Figure record extracts:
==========
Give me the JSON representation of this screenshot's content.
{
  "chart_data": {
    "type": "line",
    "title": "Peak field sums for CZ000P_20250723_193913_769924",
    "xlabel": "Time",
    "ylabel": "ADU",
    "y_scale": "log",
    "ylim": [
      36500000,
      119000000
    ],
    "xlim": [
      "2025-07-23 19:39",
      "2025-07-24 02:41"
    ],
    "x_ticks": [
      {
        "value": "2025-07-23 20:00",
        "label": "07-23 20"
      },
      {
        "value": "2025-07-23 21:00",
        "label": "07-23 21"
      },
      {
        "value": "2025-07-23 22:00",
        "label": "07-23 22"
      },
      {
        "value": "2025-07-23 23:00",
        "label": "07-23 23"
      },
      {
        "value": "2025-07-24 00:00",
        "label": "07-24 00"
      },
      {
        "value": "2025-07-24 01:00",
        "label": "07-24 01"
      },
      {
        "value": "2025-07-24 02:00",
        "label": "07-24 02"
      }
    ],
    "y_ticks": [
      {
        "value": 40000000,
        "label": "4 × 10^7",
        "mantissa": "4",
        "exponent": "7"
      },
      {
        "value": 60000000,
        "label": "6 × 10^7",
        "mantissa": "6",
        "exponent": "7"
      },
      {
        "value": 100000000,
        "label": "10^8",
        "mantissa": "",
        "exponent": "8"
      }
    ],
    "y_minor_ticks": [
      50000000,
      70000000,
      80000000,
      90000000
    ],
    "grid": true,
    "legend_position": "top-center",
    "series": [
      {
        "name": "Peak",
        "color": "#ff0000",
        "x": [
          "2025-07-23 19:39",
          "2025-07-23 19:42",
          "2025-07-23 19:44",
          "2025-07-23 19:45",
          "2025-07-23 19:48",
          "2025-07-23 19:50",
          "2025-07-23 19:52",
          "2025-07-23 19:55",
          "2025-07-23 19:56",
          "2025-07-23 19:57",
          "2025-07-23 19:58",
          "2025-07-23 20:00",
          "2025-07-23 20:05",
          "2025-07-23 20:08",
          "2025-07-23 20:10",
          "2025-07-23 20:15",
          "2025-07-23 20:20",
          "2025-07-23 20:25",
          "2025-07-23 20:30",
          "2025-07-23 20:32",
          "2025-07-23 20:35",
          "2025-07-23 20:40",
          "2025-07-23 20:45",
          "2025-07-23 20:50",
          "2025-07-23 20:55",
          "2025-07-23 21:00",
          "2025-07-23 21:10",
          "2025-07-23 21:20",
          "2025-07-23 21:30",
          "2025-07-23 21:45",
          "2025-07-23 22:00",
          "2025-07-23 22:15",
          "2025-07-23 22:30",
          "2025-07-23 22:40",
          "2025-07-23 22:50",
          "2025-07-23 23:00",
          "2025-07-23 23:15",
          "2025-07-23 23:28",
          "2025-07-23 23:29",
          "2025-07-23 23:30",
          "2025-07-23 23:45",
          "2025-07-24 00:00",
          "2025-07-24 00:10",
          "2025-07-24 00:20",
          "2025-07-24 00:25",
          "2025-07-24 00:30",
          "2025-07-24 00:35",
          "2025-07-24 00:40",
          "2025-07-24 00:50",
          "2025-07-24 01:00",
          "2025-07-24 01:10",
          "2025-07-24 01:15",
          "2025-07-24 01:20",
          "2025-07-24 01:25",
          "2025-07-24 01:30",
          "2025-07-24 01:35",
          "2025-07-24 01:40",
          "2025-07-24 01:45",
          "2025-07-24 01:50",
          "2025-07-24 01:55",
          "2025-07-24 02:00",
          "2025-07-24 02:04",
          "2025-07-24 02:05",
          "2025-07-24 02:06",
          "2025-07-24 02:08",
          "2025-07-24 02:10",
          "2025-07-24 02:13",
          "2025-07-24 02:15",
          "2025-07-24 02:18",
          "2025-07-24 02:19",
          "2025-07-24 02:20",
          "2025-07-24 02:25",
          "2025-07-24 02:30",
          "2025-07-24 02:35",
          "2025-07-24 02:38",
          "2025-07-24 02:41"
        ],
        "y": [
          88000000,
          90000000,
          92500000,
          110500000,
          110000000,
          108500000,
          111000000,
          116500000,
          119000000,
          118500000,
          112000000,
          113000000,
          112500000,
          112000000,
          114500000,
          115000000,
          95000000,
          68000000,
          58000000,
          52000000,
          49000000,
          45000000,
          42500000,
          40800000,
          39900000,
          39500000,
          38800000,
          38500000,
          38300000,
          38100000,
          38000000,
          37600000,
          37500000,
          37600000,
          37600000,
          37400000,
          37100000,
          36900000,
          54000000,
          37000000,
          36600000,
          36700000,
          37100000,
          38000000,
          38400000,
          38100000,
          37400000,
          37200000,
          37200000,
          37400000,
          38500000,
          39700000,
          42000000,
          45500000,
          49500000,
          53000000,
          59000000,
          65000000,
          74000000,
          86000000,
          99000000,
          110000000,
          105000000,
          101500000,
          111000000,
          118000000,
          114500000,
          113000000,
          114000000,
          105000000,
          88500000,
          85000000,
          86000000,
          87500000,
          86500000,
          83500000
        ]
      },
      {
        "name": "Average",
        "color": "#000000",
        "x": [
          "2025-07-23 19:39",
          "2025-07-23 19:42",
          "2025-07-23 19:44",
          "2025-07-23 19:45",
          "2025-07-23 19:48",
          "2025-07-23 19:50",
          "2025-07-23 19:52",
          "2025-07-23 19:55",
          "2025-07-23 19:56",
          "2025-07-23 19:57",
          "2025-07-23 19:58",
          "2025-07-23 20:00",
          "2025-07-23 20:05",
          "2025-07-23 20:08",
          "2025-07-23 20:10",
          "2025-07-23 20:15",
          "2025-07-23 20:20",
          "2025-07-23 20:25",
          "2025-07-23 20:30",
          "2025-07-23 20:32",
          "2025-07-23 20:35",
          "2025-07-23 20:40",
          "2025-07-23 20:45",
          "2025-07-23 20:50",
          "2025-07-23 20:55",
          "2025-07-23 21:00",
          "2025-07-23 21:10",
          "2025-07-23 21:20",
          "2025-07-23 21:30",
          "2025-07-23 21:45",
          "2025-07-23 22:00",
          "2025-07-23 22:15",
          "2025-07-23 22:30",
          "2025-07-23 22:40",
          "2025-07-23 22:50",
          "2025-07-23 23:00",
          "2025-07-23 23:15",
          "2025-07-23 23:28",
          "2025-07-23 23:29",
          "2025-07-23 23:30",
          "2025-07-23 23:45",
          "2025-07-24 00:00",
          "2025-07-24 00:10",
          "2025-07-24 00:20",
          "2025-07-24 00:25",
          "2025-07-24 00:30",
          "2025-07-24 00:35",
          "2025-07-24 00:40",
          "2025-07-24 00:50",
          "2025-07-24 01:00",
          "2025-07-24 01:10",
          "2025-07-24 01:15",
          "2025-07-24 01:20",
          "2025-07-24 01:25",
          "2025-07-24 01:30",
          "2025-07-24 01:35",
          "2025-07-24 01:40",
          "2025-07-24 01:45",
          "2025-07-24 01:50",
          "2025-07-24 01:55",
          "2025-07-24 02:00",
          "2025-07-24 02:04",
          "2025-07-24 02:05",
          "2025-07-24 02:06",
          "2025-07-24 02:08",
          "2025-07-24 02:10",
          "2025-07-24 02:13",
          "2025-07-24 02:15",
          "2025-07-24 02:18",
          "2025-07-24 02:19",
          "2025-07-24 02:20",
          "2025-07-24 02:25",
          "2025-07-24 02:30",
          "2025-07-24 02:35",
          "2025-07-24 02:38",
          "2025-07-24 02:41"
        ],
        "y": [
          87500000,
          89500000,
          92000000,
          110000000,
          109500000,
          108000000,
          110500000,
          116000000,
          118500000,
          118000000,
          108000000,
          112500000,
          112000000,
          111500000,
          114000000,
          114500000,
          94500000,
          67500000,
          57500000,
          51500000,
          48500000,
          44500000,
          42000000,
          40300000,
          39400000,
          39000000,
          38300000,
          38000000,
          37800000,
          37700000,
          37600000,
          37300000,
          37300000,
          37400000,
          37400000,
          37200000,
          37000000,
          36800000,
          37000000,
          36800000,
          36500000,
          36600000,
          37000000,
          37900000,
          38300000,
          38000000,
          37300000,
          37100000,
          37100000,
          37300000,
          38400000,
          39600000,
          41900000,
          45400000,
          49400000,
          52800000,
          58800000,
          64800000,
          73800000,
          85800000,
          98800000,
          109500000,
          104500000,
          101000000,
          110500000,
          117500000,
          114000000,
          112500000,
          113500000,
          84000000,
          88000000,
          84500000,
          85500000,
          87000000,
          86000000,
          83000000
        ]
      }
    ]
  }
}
==========
Exercise aim. Copy every line of the listing where the word "value" appears.

Output of the task.
        "value": "2025-07-23 20:00",
        "value": "2025-07-23 21:00",
        "value": "2025-07-23 22:00",
        "value": "2025-07-23 23:00",
        "value": "2025-07-24 00:00",
        "value": "2025-07-24 01:00",
        "value": "2025-07-24 02:00",
        "value": 40000000,
        "value": 60000000,
        "value": 100000000,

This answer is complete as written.